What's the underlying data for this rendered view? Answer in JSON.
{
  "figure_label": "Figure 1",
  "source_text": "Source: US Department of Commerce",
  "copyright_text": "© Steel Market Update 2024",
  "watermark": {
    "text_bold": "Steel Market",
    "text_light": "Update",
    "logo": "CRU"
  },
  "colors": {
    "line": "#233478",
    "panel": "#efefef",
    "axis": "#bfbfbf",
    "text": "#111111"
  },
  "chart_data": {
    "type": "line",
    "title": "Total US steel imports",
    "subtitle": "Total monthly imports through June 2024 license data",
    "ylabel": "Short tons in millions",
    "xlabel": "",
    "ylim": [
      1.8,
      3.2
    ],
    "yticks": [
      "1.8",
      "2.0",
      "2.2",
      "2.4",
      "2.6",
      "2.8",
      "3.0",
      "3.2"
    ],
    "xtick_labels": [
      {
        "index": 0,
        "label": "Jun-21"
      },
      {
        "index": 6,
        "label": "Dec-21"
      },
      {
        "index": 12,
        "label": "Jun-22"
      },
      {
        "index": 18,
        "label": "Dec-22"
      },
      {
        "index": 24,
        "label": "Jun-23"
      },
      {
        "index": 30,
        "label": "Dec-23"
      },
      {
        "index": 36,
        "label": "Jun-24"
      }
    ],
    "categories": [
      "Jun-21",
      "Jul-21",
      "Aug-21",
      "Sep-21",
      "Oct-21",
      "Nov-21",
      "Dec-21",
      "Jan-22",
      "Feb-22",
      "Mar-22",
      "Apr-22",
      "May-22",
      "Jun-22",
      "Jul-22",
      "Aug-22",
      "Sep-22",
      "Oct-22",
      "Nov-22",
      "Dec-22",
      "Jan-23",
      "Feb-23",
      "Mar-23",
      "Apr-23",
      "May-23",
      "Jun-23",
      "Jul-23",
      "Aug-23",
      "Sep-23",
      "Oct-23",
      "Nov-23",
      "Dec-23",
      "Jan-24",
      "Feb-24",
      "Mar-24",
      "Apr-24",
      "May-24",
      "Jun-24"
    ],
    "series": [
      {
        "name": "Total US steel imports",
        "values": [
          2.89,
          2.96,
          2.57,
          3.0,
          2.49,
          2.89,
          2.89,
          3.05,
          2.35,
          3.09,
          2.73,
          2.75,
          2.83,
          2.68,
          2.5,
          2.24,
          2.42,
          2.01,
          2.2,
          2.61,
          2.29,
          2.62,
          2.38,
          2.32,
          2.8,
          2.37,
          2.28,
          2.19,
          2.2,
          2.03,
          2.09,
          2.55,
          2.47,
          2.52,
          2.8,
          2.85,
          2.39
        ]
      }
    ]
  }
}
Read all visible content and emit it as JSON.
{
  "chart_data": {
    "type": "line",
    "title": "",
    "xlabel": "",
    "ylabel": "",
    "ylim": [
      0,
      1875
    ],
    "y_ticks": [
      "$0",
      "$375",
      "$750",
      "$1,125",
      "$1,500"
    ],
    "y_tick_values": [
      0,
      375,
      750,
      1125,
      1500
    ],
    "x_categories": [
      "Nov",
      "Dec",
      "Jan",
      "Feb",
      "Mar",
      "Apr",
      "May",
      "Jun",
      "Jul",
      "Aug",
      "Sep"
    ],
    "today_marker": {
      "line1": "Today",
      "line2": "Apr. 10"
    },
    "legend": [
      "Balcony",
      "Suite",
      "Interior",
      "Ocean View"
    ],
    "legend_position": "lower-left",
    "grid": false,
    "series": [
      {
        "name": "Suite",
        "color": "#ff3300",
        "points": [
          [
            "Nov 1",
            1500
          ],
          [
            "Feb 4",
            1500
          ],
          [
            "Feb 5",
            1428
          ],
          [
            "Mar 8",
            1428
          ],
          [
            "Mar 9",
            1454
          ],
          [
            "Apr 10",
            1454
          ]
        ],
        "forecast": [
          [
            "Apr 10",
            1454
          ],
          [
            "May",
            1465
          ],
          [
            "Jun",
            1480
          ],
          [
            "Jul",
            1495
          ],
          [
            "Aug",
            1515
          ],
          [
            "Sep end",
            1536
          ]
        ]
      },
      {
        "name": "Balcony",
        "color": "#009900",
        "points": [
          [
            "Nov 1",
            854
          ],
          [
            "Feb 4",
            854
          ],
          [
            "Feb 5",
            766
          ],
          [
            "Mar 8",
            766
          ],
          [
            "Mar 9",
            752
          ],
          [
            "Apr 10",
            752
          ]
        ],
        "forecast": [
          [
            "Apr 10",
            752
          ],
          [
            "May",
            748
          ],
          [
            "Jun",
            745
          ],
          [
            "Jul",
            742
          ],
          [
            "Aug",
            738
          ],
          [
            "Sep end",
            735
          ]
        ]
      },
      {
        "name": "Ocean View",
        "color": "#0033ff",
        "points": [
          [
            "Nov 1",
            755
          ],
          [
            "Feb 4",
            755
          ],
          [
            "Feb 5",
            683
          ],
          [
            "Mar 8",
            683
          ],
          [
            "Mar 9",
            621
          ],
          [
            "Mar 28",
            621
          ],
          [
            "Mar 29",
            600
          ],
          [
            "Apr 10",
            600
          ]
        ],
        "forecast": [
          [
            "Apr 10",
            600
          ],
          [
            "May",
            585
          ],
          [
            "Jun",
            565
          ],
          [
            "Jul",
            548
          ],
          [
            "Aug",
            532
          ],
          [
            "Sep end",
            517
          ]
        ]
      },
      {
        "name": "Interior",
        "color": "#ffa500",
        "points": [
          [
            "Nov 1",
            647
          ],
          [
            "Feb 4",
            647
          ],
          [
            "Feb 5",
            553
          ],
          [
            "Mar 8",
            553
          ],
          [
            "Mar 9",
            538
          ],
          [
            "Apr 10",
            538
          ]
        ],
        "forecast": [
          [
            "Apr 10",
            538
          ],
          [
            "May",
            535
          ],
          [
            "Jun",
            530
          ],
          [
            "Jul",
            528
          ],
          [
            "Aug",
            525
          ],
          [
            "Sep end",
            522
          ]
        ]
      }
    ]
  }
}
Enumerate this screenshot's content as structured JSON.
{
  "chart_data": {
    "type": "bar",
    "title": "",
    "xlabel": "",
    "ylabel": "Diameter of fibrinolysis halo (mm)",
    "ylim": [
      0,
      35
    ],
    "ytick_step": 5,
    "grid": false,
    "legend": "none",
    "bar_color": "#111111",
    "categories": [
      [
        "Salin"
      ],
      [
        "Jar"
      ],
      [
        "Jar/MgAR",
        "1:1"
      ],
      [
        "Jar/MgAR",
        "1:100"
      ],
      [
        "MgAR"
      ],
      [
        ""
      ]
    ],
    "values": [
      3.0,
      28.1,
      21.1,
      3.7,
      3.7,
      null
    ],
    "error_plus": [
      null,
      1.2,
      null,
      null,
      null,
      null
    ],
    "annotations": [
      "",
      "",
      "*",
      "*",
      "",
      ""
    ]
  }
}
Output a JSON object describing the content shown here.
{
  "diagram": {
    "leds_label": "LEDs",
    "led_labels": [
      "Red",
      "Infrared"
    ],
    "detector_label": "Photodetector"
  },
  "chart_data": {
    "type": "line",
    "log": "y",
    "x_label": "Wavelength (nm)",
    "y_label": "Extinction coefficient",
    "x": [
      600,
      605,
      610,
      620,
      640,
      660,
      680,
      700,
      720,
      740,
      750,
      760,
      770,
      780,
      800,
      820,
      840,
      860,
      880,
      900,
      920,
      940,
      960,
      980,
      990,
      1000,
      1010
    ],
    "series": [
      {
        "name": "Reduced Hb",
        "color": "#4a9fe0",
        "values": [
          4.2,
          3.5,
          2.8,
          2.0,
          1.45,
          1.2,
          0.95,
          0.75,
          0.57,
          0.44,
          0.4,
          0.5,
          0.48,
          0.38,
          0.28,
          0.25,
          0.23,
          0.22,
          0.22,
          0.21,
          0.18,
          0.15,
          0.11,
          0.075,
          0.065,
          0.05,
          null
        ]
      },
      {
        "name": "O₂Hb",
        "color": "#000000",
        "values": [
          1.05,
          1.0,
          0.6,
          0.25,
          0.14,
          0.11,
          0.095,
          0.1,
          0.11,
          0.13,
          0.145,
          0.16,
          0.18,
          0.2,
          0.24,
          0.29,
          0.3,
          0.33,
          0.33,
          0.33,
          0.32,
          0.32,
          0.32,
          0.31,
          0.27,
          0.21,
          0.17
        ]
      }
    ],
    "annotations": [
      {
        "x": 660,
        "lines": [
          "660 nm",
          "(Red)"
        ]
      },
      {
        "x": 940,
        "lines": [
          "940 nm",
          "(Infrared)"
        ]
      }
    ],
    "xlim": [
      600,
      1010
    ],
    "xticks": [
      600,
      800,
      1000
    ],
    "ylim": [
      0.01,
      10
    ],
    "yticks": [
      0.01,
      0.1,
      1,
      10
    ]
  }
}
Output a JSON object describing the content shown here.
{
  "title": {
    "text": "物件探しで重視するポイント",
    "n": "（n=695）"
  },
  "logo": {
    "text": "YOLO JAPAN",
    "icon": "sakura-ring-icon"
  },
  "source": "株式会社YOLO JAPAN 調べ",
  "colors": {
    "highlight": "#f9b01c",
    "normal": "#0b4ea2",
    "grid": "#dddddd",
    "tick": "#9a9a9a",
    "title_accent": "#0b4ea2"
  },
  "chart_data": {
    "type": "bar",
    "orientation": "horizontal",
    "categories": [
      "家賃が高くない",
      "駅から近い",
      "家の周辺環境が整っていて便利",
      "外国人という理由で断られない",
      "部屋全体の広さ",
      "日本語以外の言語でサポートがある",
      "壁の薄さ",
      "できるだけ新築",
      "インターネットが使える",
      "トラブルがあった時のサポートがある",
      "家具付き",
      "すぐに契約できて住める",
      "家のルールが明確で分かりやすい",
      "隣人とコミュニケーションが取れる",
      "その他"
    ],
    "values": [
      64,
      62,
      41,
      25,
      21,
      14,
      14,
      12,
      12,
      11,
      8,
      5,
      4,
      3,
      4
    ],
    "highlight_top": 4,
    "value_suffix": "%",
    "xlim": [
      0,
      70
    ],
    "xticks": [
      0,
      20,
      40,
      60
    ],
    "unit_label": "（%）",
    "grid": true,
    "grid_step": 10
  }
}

__Task description__: Give only the number of lines in the data that hold the string "this".

__Result__: 2